→ Data listing
»»

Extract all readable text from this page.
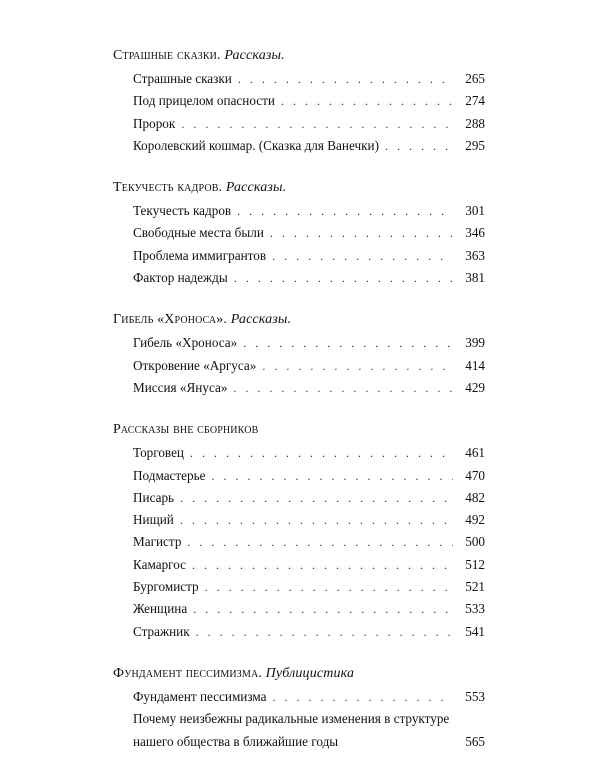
Страшные сказки. Рассказы.
Страшные сказки . . .	265
Под прицелом опасности . . .	274
Пророк . . .	288
Королевский кошмар. (Сказка для Ванечки) . . .	295
Текучесть кадров. Рассказы.
Текучесть кадров . . .	301
Свободные места были . . .	346
Проблема иммигрантов . . .	363
Фактор надежды . . .	381
Гибель «Хроноса». Рассказы.
Гибель «Хроноса» . . .	399
Откровение «Аргуса» . . .	414
Миссия «Януса» . . .	429
Рассказы вне сборников
Торговец . . .	461
Подмастерье . . .	470
Писарь . . .	482
Нищий . . .	492
Магистр . . .	500
Камаргос . . .	512
Бургомистр . . .	521
Женщина . . .	533
Стражник . . .	541
Фундамент пессимизма. Публицистика
Фундамент пессимизма . . .	553
Почему неизбежны радикальные изменения в структуре
нашего общества в ближайшие годы	565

««

→ Problem details
Write the material out again exactly as it appears, dropping the pictures.

→ Final answer
Extract all readable text from this page.
Страшные сказки. Рассказы.
Страшные сказки . . .	265
Под прицелом опасности . . .	274
Пророк . . .	288
Королевский кошмар. (Сказка для Ванечки) . . .	295
Текучесть кадров. Рассказы.
Текучесть кадров . . .	301
Свободные места были . . .	346
Проблема иммигрантов . . .	363
Фактор надежды . . .	381
Гибель «Хроноса». Рассказы.
Гибель «Хроноса» . . .	399
Откровение «Аргуса» . . .	414
Миссия «Януса» . . .	429
Рассказы вне сборников
Торговец . . .	461
Подмастерье . . .	470
Писарь . . .	482
Нищий . . .	492
Магистр . . .	500
Камаргос . . .	512
Бургомистр . . .	521
Женщина . . .	533
Стражник . . .	541
Фундамент пессимизма. Публицистика
Фундамент пессимизма . . .	553
Почему неизбежны радикальные изменения в структуре
нашего общества в ближайшие годы	565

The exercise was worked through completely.